-- Start --
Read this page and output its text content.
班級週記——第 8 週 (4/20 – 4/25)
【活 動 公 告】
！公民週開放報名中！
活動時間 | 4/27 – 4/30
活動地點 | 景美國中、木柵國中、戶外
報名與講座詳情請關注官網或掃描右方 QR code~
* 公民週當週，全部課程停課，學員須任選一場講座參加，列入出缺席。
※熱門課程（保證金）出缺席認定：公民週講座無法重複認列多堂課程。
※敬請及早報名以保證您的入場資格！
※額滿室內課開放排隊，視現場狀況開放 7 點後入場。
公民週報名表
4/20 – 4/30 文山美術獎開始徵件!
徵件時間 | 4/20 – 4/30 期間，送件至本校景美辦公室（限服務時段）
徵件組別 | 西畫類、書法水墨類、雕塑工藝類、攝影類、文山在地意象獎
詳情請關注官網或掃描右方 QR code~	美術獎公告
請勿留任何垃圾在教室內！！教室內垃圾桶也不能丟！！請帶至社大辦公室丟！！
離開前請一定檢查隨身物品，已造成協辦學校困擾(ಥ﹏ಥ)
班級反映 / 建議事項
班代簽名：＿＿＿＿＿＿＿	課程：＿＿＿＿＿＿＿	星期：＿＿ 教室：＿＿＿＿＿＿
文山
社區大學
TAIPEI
-- End --
→ **Goal**:
From the data, collect all lines where the string "code" appears.

→ **Task solution**:
報名與講座詳情請關注官網或掃描右方 QR code~
詳情請關注官網或掃描右方 QR code~	美術獎公告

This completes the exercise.